Document:
☆ ☆ ☆ ☆

# Statistics with Meteorological Applications
>[name=Po-Hui Yeh] [time=Apr 13, 2024]
Content
---
[TOC]
## Lecture 1 (02/20): Introduction
- story telling
- remove trend
- remove seasonal cycle
- remove diurnal cycle
- TREND (linear trend)
- Climatology of Seasonal cycle
- Climatology od Diurnal cycle
### Statistic
- 集中統計量 (characteristics)
- **3M**: Mean, Median, Mode
> **Mean**$$
> \bar{x}=\sum^n_{i=1}\frac{x_i}{n}
> $$**Median**: middle number
> **Mode**: the number appear the most
- 位置統計量 (relative location)
- Percentile
- 變異統計量 (how difference)
- Range, Variance, STD
## Lecture 2 (02/27): Population & Sample
> Population: whole group with common characteristic
> Sample: individuals extracted from population
> Sampling: method of extraction
### Sampling Method
> Before calculation, we should ask: where the data come from?

☆ ☆ ☆ ☆

Source data:
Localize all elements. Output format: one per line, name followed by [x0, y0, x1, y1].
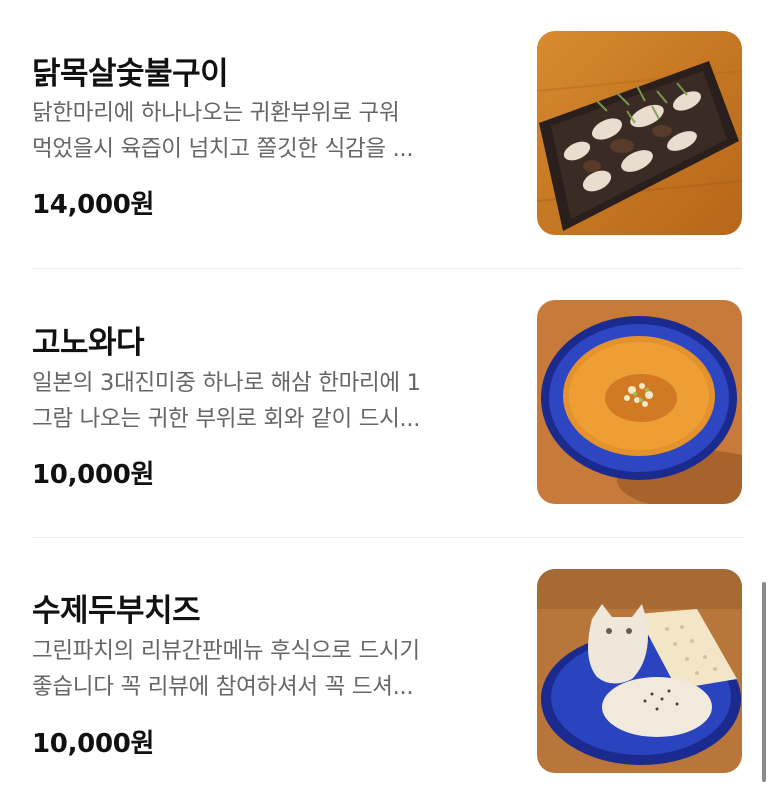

☆ ☆ ☆ ☆

Problems to work on:
(1) Answer these from the statistics lecture notes:
(a) On what date was Lecture 1 given?
(b) What three measures are listed under 變異統計量?
(c) How do the notes define sampling?
(2) Pick up the statistics lecture notes where they stop and continue them.

Results for the exercise:
(1)
(a) 02/20
(b) Range, variance and STD
(c) As the method of extraction

(2)
> Sample is not equal to the population, uncertainty should be provided
#### 簡單隨機抽樣 (Simple Random Sampling)
- basic, all element is independent (no relate between each selected element)
- For population with size $N$, probability for selection is $\frac{1}{N}$
- For population with size $\infty$, probability for selection followed probability distribution of population
#### 系統抽樣(Systematic sampling)
- seperating the population to a few groups, and selecting followed the same rule
1. 循環抽取法(Cycling: get a number first then group)
2. 整除選取法(group first, then select individuals in each group)
#### 分層抽樣(Stratified sampling)
For population with strong difference. Averaging for each seperated level first than conducting whole averaging.
#### 整群/部落抽樣(Cluster sampling)
Seperating population to a few random groups. Select some of then to investigate. (differences in selected group should represent population)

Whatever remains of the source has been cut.